STATED EXERCISE
Pick out the lines below that include the string "Page".

** Start **

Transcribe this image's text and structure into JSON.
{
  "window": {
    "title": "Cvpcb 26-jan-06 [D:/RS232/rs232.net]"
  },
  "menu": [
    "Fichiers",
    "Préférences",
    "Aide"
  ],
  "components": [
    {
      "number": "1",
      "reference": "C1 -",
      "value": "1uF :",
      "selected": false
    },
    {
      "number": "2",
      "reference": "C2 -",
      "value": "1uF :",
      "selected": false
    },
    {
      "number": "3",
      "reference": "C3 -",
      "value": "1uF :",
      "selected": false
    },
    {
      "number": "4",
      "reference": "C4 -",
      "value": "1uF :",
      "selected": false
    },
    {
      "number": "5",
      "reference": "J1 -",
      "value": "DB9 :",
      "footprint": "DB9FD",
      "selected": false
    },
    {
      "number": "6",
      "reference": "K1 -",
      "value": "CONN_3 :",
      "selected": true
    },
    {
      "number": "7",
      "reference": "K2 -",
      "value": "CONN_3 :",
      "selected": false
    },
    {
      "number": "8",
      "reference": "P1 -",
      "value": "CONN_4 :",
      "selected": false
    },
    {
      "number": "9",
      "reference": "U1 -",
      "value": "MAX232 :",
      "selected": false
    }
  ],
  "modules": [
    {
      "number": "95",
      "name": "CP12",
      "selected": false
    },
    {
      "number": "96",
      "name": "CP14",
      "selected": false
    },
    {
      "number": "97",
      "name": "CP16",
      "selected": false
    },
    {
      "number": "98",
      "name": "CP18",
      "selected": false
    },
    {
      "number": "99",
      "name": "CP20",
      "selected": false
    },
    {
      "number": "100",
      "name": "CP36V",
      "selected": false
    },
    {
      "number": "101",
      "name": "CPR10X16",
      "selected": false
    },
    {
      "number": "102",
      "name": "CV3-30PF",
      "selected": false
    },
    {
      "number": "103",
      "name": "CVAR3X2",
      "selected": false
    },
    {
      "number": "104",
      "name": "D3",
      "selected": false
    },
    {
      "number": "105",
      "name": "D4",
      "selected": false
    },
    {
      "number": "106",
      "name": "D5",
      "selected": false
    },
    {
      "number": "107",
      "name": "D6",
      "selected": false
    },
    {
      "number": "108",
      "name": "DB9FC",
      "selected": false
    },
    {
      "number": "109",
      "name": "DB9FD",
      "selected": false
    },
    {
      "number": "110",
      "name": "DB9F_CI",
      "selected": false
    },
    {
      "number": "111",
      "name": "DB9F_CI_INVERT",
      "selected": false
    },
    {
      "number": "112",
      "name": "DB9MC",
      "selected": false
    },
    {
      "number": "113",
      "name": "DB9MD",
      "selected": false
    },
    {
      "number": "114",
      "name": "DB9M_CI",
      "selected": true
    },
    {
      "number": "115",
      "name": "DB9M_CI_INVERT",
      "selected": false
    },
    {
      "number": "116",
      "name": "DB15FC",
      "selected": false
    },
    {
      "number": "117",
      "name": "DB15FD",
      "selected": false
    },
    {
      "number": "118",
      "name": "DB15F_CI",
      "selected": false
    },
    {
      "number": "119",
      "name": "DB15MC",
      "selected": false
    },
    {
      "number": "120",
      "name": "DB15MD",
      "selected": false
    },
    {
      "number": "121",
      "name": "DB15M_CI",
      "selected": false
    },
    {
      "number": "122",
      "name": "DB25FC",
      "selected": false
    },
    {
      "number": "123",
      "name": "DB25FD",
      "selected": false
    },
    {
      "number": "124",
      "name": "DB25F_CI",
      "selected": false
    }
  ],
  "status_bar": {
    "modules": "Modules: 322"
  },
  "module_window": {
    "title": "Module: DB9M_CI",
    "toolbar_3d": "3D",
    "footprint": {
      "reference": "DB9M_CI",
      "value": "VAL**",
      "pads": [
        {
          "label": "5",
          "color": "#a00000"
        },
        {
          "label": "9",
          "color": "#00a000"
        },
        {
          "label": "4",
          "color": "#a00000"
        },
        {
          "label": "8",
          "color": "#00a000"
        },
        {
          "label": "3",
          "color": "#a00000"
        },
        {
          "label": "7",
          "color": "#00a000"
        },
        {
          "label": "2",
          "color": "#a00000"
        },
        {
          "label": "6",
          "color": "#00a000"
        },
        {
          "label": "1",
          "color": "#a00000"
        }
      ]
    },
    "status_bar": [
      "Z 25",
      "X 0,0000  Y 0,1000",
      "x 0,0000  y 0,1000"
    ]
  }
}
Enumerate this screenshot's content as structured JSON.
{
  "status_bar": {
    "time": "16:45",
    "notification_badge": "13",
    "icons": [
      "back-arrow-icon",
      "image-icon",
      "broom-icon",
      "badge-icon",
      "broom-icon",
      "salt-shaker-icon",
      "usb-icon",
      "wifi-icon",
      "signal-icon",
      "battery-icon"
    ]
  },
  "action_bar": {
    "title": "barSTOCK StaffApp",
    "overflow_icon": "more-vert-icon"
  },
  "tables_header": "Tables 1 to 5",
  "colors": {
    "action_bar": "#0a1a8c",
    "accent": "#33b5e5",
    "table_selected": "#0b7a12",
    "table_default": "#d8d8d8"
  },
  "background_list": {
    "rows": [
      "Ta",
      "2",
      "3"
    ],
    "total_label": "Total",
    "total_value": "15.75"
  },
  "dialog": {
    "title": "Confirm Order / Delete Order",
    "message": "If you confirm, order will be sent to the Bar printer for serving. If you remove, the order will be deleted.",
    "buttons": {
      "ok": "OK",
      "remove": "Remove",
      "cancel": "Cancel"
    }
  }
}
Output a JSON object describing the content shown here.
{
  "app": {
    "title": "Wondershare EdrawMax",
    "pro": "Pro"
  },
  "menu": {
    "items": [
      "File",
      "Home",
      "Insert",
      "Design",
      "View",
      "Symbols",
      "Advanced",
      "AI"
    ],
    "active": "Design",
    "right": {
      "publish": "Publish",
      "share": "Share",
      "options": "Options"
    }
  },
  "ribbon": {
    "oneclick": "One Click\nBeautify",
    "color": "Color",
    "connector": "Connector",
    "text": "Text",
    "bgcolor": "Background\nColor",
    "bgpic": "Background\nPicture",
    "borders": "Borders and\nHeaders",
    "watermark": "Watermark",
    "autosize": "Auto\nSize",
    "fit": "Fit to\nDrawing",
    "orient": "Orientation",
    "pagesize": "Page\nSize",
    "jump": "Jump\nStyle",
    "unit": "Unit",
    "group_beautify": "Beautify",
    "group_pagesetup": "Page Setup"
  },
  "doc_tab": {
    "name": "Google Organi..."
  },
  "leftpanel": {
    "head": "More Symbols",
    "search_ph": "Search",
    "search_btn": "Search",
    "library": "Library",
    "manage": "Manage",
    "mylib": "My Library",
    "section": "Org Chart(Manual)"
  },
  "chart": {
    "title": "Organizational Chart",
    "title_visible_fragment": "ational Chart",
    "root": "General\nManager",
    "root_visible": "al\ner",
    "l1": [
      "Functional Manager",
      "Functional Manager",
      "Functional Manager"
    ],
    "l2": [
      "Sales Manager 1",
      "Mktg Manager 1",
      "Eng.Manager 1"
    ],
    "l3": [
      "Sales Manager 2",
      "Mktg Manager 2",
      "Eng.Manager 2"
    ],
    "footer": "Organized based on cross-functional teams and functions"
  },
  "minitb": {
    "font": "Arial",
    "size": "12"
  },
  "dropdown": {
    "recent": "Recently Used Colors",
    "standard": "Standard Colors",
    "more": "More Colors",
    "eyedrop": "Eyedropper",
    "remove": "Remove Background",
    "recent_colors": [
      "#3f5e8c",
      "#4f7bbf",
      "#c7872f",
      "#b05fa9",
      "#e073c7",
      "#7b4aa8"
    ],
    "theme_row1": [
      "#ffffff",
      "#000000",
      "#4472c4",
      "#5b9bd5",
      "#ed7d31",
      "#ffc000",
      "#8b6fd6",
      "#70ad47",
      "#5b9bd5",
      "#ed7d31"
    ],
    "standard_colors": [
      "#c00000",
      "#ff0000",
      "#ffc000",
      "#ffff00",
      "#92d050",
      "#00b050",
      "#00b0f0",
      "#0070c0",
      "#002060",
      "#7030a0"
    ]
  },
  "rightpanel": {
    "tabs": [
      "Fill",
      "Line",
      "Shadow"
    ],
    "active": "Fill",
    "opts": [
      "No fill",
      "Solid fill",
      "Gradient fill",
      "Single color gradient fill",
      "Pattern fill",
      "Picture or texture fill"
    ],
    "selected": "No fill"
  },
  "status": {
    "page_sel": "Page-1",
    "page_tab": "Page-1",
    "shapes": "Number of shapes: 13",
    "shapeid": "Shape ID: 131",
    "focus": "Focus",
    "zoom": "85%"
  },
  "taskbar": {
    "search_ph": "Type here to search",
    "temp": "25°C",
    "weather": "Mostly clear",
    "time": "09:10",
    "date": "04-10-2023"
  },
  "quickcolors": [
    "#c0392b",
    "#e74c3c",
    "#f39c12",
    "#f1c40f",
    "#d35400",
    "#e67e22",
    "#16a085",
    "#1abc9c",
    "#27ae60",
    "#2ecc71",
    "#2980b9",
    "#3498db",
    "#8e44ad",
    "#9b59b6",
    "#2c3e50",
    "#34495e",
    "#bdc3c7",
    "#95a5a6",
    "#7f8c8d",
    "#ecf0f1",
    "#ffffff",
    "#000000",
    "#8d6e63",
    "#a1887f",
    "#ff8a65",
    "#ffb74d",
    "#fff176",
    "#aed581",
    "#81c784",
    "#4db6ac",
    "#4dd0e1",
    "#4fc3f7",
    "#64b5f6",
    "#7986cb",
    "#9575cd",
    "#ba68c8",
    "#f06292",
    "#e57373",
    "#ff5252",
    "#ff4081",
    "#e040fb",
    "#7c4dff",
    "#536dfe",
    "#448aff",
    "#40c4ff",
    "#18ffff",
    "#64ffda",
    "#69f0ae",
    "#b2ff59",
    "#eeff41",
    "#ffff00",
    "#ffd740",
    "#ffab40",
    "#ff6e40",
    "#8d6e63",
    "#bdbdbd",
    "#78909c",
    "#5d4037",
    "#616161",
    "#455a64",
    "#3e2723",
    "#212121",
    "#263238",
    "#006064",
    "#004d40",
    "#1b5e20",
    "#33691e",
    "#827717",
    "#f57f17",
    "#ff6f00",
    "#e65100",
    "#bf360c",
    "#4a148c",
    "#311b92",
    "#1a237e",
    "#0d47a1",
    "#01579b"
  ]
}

** End **

TASK ANSWER
    "pagesize": "Page\nSize",
    "group_pagesetup": "Page Setup"
    "page_sel": "Page-1",
    "page_tab": "Page-1",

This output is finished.